── Records shown

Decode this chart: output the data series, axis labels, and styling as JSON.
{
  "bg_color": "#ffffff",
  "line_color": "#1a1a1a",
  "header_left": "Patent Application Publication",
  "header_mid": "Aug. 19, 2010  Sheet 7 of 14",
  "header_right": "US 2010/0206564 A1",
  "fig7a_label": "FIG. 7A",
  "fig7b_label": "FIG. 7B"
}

────

# To be done:
Write the listing out again, exactly as shown above.

# Full answer:
Decode this chart: output the data series, axis labels, and styling as JSON.
{
  "bg_color": "#ffffff",
  "line_color": "#1a1a1a",
  "header_left": "Patent Application Publication",
  "header_mid": "Aug. 19, 2010  Sheet 7 of 14",
  "header_right": "US 2010/0206564 A1",
  "fig7a_label": "FIG. 7A",
  "fig7b_label": "FIG. 7B"
}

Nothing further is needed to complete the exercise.